■ To be done: Skip every picture and copy only the lines from the one containing "Read all visible content and emit it as JSON." to the final line of the records below.

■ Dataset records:
=-=-=-=-=

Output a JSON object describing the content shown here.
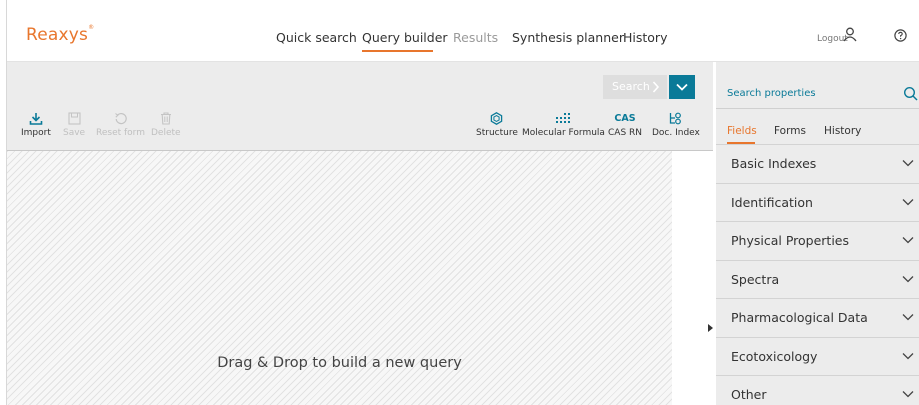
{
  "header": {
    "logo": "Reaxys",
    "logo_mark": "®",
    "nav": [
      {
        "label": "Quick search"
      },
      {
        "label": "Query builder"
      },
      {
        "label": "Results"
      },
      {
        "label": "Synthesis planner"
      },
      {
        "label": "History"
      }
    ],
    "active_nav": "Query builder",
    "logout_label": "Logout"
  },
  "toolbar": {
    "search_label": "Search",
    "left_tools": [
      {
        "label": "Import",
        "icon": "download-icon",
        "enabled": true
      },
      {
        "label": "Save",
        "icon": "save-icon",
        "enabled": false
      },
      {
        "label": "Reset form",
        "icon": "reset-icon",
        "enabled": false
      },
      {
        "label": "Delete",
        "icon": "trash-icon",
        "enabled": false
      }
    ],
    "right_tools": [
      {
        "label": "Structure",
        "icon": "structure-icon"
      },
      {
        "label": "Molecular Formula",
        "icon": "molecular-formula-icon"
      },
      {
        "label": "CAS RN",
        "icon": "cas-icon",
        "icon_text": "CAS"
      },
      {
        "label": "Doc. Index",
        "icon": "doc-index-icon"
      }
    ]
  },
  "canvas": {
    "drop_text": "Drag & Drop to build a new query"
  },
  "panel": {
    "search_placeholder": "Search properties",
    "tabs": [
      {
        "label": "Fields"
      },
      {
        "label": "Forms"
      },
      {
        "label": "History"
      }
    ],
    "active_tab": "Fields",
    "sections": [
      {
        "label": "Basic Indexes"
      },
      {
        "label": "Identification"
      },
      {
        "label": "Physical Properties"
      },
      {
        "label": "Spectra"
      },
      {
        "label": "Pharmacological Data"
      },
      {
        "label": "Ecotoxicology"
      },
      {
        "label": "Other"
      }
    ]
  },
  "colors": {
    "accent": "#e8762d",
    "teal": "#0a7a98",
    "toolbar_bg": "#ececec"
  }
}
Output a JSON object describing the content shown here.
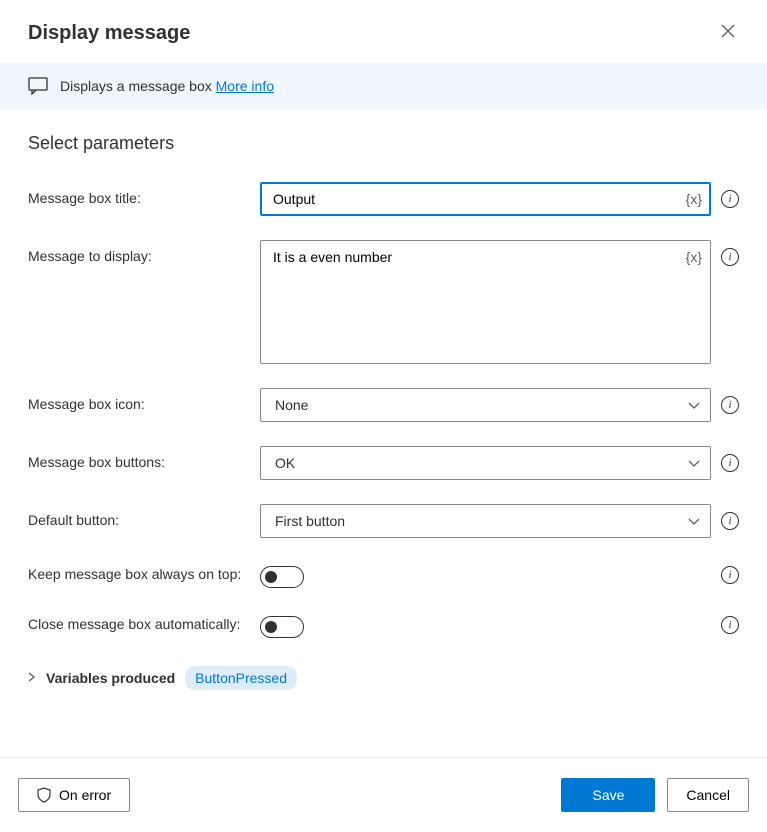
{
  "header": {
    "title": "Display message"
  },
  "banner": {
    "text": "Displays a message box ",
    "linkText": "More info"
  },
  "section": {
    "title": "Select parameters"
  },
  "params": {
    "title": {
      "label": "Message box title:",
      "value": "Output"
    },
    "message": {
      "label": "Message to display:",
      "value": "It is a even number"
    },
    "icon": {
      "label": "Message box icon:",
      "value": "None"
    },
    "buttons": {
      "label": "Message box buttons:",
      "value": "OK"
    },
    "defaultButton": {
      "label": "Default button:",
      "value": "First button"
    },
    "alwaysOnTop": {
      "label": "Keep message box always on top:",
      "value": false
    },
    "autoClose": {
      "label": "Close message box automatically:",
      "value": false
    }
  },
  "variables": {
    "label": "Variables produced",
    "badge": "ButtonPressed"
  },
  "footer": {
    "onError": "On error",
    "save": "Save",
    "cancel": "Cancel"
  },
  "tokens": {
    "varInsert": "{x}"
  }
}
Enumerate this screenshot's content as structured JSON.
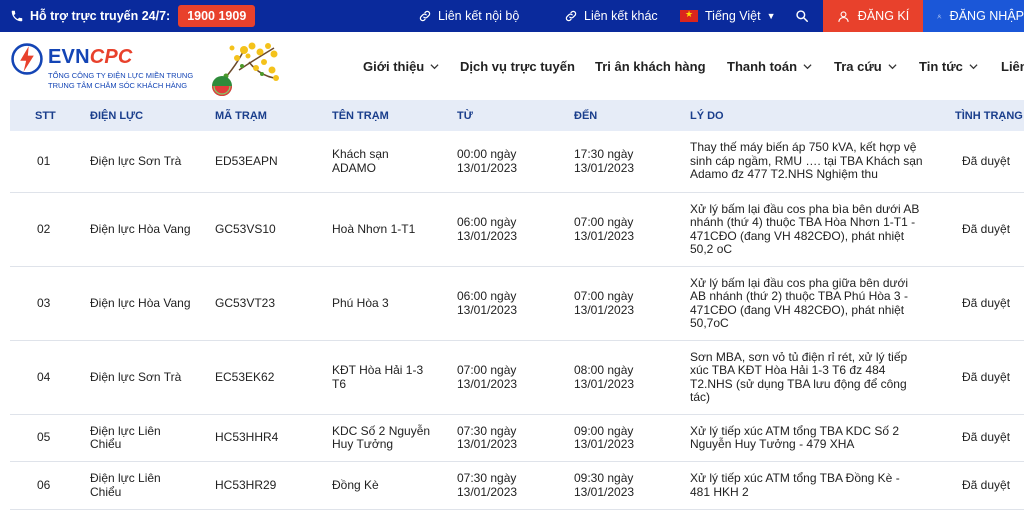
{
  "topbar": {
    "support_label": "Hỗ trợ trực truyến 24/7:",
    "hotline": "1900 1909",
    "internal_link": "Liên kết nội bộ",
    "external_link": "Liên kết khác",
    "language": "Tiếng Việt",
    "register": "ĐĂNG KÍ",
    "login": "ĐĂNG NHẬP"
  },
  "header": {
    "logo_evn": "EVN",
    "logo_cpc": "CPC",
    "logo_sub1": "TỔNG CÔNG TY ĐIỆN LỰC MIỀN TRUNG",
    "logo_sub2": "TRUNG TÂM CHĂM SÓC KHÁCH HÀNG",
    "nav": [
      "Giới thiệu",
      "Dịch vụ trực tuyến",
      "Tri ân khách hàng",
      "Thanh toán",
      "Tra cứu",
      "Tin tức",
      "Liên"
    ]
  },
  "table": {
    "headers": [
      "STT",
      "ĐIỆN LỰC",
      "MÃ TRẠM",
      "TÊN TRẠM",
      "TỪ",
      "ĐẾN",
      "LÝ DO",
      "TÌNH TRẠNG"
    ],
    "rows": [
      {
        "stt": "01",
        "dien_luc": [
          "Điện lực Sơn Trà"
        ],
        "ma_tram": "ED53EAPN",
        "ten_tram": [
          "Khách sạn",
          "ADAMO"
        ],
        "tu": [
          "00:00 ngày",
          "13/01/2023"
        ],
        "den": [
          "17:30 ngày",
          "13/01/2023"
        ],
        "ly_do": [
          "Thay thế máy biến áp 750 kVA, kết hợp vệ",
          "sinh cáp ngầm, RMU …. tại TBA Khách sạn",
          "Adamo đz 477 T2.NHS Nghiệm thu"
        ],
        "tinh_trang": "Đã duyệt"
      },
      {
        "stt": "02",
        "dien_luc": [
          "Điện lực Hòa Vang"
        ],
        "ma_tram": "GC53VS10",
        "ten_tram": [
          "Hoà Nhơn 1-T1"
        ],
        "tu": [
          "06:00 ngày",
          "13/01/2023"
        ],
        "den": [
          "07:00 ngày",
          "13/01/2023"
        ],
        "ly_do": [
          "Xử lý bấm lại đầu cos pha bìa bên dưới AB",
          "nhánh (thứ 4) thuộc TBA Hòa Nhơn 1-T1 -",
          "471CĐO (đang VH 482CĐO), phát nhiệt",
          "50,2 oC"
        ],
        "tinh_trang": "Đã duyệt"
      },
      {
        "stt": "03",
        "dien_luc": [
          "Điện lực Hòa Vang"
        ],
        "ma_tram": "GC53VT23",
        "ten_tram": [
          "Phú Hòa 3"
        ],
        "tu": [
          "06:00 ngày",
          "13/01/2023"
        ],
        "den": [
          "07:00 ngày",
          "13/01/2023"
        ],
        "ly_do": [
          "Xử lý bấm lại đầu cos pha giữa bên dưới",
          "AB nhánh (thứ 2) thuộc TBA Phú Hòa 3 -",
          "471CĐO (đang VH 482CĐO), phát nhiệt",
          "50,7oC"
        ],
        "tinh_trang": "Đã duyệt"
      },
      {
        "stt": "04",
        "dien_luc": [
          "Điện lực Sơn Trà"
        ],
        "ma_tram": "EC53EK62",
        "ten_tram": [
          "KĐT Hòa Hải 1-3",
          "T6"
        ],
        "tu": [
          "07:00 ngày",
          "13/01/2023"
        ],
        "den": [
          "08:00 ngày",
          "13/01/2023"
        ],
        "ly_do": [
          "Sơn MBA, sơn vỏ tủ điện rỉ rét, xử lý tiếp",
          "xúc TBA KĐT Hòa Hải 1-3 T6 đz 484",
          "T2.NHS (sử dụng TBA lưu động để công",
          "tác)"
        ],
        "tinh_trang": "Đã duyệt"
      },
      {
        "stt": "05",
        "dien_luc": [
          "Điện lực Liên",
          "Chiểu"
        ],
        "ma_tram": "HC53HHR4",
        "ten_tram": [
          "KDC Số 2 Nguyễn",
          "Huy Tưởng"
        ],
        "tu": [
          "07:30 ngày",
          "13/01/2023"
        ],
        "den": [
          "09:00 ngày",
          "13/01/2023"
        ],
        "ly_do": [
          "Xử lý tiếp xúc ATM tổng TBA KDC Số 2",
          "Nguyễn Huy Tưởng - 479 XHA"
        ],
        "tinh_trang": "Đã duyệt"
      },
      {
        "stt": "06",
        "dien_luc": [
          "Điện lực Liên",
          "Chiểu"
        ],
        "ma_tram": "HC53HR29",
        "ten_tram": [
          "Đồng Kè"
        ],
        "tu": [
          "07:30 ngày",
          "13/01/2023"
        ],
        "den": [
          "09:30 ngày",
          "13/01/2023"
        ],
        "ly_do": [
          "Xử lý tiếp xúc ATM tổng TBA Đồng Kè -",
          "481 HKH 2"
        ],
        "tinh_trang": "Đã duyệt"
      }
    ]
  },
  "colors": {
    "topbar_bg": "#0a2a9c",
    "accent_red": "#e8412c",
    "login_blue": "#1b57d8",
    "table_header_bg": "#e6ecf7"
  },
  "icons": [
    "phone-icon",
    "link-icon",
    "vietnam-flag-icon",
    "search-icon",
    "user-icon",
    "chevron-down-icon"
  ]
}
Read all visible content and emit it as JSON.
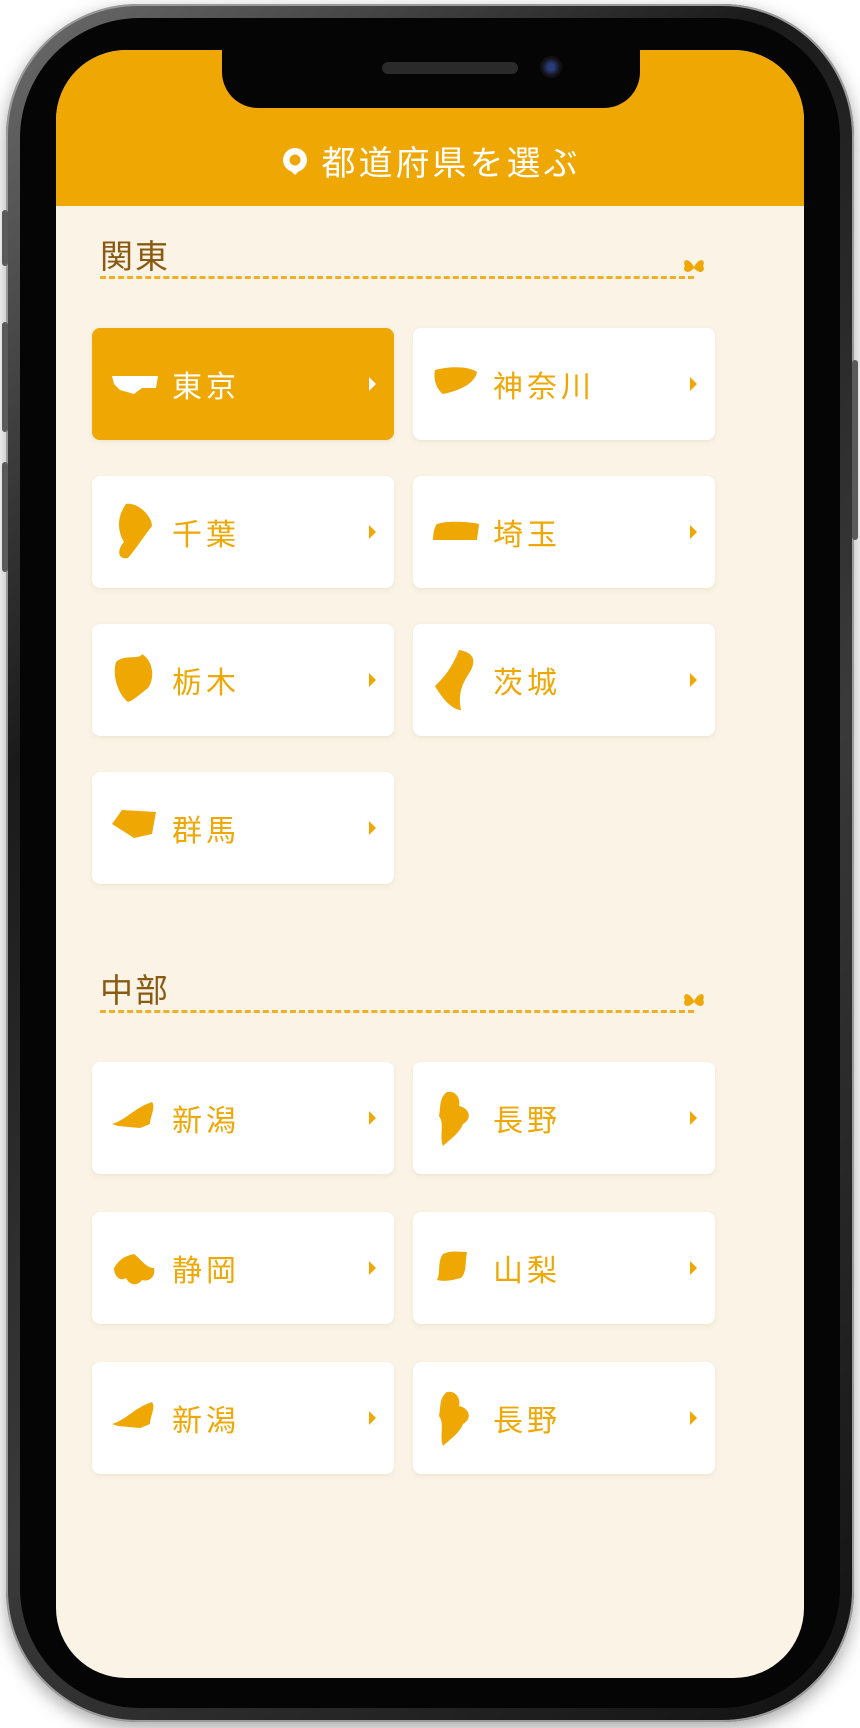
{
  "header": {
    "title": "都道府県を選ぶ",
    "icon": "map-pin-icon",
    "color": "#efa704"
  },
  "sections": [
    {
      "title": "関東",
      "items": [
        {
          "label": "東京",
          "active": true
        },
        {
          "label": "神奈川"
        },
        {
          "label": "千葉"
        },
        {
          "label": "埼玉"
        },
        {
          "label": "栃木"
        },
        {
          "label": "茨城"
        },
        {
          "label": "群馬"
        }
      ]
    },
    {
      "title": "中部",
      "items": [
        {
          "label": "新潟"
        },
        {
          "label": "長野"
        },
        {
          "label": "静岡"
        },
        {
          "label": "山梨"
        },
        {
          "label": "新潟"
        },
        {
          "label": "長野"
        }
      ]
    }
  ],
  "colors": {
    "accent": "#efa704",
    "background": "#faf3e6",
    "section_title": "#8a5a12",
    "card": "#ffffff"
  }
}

=-=-=-=-=

■ Worked solution:
Read all visible content and emit it as JSON.
{
  "header": {
    "title": "都道府県を選ぶ",
    "icon": "map-pin-icon",
    "color": "#efa704"
  },
  "sections": [
    {
      "title": "関東",
      "items": [
        {
          "label": "東京",
          "active": true
        },
        {
          "label": "神奈川"
        },
        {
          "label": "千葉"
        },
        {
          "label": "埼玉"
        },
        {
          "label": "栃木"
        },
        {
          "label": "茨城"
        },
        {
          "label": "群馬"
        }
      ]
    },
    {
      "title": "中部",
      "items": [
        {
          "label": "新潟"
        },
        {
          "label": "長野"
        },
        {
          "label": "静岡"
        },
        {
          "label": "山梨"
        },
        {
          "label": "新潟"
        },
        {
          "label": "長野"
        }
      ]
    }
  ],
  "colors": {
    "accent": "#efa704",
    "background": "#faf3e6",
    "section_title": "#8a5a12",
    "card": "#ffffff"
  }
}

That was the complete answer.